> Given exercise
Return all lines with the word "доступа" in them.

> Dataset extract
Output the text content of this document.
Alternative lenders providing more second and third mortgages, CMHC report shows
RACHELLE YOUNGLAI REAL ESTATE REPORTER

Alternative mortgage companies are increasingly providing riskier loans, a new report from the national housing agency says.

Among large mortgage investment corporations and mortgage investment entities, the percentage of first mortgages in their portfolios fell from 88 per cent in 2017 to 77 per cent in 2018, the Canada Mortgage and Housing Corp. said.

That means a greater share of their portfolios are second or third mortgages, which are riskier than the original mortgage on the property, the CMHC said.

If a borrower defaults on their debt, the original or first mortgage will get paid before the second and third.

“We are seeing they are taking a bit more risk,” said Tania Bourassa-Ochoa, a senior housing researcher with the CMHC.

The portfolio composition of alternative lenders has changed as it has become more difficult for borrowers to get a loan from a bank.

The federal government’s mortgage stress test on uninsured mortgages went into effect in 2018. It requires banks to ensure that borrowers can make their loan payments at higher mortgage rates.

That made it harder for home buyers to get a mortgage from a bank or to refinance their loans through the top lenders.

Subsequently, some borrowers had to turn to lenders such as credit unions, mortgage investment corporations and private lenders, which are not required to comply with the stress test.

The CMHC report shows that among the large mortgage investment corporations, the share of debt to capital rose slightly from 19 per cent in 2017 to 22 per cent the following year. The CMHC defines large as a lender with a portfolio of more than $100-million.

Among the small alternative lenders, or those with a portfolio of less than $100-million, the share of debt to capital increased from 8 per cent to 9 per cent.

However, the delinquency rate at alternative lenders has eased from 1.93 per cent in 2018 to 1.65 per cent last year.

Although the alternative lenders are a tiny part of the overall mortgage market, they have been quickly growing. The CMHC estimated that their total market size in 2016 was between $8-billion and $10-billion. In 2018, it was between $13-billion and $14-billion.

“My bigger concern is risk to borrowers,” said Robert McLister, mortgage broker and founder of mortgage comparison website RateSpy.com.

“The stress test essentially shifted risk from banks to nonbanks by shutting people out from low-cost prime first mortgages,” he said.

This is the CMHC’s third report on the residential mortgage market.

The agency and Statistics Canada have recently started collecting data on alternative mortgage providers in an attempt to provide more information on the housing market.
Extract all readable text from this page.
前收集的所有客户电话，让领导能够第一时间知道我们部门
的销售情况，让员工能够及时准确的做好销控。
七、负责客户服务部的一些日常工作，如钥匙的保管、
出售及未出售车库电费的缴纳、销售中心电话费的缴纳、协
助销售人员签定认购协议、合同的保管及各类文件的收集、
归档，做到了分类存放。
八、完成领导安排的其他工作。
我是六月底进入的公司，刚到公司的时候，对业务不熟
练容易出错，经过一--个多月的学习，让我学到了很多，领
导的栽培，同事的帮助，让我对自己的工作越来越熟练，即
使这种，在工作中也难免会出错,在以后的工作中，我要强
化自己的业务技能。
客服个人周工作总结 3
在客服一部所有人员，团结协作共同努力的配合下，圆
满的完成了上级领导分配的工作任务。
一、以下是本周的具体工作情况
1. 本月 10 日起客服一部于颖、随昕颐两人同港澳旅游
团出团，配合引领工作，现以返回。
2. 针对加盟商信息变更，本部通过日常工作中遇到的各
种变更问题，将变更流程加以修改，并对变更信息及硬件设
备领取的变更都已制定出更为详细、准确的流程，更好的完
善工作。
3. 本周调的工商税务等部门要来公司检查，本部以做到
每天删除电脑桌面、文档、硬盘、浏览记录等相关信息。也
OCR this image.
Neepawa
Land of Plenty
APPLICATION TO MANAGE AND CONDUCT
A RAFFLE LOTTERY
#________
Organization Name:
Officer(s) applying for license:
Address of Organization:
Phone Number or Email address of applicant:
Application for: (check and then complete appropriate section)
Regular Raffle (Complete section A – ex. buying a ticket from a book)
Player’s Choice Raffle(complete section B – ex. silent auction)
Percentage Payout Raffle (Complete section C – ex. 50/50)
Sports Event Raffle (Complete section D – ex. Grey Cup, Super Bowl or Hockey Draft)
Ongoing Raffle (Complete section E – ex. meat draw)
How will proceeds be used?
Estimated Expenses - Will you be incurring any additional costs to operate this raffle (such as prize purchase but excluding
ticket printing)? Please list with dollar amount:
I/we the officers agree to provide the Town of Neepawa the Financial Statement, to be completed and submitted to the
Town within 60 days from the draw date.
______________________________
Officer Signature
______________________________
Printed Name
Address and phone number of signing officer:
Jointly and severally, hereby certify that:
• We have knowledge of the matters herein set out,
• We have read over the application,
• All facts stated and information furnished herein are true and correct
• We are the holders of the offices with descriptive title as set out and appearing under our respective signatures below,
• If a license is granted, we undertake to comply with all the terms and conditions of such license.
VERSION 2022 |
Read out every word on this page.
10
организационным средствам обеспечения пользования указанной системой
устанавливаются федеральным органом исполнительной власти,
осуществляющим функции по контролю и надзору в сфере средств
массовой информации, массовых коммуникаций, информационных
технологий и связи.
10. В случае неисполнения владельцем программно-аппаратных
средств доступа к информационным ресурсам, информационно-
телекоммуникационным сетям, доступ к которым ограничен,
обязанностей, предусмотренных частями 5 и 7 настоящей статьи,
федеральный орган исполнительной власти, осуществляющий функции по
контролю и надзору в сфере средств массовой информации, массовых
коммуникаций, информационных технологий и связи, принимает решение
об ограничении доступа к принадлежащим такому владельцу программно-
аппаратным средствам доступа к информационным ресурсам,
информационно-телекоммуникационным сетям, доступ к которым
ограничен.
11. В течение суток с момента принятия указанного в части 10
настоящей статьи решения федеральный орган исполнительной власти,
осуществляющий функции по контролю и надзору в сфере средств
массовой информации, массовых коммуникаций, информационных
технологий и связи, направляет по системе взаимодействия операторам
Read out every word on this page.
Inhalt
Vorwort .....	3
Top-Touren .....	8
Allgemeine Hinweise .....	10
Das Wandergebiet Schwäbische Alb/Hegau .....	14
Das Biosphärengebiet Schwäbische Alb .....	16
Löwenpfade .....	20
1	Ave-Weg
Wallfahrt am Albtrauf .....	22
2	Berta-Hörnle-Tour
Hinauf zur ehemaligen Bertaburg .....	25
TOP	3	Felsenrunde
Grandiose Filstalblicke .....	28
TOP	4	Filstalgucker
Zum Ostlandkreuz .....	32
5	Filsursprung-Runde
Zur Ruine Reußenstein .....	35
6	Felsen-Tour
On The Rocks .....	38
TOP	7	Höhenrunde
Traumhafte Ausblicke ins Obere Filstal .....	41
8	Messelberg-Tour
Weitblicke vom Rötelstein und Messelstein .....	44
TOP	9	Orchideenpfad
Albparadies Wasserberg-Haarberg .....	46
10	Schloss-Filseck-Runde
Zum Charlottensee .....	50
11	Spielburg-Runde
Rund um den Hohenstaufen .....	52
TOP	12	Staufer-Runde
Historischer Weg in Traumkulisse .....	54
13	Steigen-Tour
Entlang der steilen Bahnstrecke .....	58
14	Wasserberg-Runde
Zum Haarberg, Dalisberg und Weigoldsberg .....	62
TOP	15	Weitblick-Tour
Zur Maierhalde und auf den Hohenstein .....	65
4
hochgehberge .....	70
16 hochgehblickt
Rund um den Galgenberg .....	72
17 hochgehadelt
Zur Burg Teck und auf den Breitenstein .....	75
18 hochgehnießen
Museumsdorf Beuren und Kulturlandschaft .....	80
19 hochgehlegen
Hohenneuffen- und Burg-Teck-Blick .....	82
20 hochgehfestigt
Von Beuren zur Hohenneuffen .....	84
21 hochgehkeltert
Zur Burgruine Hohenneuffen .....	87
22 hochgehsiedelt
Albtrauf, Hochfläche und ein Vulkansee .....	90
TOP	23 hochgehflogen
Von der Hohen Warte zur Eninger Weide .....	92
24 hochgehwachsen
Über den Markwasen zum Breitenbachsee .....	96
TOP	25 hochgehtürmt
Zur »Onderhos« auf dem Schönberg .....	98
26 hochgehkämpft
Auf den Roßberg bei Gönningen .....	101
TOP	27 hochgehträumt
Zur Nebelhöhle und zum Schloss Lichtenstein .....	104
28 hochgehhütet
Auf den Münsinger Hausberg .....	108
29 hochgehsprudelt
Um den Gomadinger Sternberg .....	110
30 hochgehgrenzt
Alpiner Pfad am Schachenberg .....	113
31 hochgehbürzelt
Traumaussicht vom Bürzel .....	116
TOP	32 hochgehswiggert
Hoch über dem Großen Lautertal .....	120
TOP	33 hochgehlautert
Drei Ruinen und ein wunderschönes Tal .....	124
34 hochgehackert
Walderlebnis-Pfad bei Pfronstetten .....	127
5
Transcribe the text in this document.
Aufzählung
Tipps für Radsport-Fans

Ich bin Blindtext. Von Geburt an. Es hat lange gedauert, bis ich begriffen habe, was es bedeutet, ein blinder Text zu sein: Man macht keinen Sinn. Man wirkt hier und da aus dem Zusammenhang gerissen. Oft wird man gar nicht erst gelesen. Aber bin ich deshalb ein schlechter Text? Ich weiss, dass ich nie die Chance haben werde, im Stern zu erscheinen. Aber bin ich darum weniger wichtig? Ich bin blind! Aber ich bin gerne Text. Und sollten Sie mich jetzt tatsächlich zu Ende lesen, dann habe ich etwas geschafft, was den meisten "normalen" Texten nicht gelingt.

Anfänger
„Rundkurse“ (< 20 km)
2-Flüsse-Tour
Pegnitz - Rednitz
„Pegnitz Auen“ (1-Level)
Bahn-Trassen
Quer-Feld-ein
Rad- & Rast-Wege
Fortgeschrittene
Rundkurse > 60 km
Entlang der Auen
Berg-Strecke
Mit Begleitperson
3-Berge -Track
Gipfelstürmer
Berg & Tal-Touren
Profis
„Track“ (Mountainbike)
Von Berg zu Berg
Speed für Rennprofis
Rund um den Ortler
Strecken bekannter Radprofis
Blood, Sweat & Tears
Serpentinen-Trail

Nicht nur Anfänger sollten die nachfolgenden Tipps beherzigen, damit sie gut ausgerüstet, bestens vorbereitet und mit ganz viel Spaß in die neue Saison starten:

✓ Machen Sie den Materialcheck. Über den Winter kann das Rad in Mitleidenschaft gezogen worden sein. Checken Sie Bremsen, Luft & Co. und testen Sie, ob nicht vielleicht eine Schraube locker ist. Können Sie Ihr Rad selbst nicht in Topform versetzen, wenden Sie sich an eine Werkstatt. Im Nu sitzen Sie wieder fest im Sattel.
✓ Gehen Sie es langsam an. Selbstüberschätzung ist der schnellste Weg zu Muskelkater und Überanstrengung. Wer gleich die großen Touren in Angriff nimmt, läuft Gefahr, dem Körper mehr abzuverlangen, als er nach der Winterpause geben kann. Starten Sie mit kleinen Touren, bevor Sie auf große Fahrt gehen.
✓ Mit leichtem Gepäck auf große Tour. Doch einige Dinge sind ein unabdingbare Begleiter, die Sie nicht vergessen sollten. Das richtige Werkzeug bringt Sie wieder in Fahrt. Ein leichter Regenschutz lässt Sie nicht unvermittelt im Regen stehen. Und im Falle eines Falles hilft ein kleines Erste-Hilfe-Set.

> Answer for this exercise
средств доступа к информационным ресурсам, информационно-
об ограничении доступа к принадлежащим такому владельцу программно-
аппаратным средствам доступа к информационным ресурсам,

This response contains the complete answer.